● TASK DETAILS
Copy verbatim the stretch of the data from the line containing "annotate this image: element" through the line containing "svg-text:DETAL D4: WIDOKI, RZUT", both ends included.
[DATASET start]
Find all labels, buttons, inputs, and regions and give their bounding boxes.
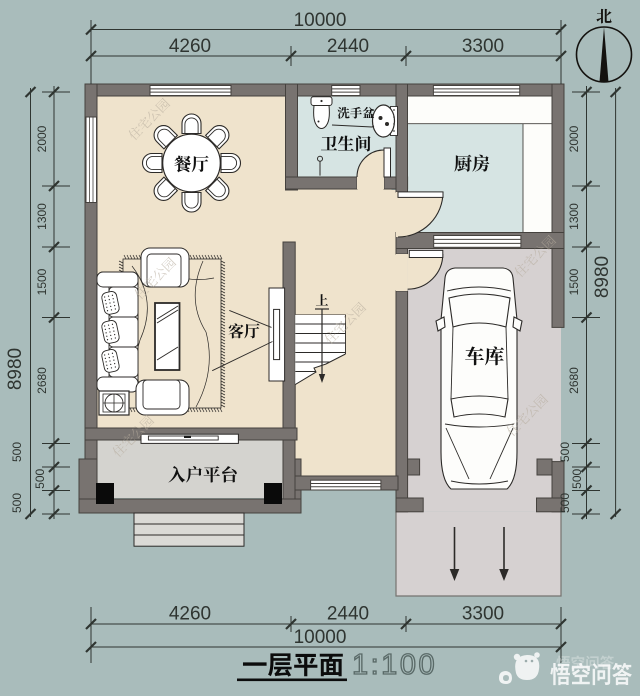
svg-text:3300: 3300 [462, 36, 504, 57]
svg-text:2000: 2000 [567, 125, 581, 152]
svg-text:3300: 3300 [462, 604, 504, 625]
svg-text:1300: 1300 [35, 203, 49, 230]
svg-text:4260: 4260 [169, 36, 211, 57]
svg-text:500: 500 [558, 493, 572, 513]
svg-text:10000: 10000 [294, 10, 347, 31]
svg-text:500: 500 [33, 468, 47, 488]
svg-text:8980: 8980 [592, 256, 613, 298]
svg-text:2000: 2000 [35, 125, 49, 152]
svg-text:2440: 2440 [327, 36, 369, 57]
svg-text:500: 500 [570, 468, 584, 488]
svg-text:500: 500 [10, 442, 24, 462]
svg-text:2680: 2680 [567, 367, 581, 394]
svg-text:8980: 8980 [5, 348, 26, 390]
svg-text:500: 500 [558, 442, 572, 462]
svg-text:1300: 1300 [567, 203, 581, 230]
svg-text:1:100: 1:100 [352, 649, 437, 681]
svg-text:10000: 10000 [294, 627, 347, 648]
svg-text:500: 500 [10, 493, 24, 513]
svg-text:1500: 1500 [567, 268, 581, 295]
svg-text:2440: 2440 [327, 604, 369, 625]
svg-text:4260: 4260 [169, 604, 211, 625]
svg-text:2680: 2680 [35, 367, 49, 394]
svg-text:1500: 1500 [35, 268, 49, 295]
[DATASET end]
[DATASET start]
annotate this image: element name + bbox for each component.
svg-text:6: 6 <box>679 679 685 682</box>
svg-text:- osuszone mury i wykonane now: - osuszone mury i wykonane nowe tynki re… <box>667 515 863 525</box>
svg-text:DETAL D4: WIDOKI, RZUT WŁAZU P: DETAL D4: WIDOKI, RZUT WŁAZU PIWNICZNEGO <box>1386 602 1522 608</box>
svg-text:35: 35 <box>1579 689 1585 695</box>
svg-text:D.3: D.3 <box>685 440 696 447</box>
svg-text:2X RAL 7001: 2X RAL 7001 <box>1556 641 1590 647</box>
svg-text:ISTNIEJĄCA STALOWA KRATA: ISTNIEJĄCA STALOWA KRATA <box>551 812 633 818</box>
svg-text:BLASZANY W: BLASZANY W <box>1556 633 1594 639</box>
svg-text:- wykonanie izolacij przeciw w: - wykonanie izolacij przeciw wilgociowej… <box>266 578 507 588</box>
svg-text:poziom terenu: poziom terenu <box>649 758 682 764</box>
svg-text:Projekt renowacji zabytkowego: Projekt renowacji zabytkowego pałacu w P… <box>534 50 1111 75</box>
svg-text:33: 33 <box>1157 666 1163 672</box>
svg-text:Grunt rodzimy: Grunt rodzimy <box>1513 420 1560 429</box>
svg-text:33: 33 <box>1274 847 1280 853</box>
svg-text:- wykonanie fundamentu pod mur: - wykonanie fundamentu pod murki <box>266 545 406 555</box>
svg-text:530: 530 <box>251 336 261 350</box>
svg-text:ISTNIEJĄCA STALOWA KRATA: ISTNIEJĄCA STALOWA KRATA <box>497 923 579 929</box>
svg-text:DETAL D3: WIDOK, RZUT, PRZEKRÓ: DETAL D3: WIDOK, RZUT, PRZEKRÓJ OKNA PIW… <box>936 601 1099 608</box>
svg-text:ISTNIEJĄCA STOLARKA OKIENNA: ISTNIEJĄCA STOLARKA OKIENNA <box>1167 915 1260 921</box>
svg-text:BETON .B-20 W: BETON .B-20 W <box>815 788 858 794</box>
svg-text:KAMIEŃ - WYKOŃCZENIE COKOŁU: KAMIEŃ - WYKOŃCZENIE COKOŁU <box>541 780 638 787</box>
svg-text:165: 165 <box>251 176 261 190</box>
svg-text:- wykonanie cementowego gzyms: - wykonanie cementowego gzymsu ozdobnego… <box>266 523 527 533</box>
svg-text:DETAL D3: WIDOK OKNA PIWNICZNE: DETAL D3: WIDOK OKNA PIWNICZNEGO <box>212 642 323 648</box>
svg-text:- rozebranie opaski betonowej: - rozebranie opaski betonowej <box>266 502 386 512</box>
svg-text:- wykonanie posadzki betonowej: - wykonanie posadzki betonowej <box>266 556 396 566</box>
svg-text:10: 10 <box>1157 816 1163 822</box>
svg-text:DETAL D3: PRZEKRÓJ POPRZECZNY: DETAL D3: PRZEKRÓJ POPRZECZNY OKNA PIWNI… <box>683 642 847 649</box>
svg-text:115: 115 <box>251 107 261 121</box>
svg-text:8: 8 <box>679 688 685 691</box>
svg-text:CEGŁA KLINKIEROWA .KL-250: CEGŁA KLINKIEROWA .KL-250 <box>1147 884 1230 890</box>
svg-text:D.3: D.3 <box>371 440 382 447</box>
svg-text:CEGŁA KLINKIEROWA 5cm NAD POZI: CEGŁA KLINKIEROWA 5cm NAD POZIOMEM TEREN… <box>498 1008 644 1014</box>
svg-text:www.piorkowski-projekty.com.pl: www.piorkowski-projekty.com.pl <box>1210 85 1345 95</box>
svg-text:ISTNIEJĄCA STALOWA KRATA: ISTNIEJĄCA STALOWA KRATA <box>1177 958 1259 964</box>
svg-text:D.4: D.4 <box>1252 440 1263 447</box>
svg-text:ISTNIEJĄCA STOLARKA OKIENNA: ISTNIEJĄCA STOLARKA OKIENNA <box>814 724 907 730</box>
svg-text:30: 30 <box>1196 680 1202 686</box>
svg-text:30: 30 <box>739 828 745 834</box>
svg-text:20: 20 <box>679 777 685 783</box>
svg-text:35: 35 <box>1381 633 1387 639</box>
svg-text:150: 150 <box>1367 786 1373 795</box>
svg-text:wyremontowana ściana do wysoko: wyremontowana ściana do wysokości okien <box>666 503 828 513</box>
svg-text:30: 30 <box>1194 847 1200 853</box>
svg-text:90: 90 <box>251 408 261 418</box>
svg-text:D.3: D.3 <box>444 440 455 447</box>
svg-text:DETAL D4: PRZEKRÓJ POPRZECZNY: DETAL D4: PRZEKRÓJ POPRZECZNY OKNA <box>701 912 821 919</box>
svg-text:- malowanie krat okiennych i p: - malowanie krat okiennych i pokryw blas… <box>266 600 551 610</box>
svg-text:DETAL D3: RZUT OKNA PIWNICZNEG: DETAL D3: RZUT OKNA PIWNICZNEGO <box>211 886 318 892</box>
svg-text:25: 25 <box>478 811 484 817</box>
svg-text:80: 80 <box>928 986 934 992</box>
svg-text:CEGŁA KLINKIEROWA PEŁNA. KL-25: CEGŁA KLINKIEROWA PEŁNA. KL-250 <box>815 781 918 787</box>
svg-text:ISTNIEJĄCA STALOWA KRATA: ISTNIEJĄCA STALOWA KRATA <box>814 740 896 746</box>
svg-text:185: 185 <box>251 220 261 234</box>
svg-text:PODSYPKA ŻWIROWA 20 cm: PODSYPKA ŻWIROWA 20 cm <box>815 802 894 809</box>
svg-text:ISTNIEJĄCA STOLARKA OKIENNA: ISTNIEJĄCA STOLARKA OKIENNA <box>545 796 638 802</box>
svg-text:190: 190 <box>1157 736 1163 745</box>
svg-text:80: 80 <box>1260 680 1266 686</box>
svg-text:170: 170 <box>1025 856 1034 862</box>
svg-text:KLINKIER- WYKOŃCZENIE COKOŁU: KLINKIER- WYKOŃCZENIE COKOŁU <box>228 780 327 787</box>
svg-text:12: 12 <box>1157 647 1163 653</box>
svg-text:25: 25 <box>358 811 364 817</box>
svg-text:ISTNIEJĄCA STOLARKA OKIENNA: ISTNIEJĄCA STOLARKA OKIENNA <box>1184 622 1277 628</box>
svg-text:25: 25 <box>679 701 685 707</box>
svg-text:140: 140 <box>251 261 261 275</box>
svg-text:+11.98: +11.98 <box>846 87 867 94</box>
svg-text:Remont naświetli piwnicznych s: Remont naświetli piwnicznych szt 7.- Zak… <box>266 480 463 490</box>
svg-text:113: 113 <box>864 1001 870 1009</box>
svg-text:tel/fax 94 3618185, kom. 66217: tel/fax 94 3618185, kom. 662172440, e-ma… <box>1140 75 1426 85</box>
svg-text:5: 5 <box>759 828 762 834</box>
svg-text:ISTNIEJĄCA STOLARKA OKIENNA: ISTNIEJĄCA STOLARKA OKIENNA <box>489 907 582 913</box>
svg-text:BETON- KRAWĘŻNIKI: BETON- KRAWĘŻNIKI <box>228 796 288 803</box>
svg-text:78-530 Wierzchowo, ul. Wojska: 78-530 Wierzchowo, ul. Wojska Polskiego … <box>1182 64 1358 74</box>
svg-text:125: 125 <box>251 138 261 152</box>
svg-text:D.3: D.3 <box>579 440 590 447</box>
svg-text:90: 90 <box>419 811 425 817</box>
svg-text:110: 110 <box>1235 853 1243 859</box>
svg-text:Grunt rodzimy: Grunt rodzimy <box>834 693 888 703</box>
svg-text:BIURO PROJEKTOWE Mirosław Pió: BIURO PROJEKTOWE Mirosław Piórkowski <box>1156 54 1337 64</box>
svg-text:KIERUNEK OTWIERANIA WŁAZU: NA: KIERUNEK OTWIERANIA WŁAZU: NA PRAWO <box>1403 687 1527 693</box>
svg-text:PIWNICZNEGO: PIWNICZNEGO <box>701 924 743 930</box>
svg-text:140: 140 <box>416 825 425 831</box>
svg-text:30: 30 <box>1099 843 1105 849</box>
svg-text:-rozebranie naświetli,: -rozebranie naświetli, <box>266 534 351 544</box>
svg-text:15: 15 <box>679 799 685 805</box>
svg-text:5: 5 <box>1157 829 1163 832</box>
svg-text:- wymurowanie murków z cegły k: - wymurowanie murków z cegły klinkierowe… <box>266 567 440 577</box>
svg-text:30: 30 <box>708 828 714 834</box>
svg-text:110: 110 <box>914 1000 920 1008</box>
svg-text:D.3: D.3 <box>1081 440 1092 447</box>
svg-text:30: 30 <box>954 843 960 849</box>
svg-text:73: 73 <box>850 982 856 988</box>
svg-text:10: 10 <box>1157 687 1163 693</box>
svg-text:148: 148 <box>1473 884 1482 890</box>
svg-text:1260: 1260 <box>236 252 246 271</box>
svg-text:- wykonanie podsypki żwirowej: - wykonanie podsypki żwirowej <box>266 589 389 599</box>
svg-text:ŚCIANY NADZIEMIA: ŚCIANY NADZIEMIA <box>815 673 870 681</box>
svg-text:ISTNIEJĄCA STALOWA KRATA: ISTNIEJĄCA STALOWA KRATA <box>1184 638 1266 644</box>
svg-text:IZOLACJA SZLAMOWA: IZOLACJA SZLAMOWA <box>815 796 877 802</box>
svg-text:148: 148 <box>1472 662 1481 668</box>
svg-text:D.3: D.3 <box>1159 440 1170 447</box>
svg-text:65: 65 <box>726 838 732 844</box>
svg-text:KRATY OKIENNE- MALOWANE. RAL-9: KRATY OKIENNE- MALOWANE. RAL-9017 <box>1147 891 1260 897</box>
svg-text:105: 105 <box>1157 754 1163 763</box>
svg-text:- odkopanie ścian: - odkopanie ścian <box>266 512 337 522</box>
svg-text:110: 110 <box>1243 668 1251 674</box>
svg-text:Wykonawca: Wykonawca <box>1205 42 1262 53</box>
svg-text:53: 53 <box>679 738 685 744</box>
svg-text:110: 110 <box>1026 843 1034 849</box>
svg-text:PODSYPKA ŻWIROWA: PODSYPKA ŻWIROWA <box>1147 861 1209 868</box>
[DATASET end]
● WORKED SOLUTION
annotate this image: element name + bbox for each component.
svg-text:6: 6 <box>679 679 685 682</box>
svg-text:- osuszone mury i wykonane now: - osuszone mury i wykonane nowe tynki re… <box>667 515 863 525</box>
svg-text:DETAL D4: WIDOKI, RZUT WŁAZU P: DETAL D4: WIDOKI, RZUT WŁAZU PIWNICZNEGO <box>1386 602 1522 608</box>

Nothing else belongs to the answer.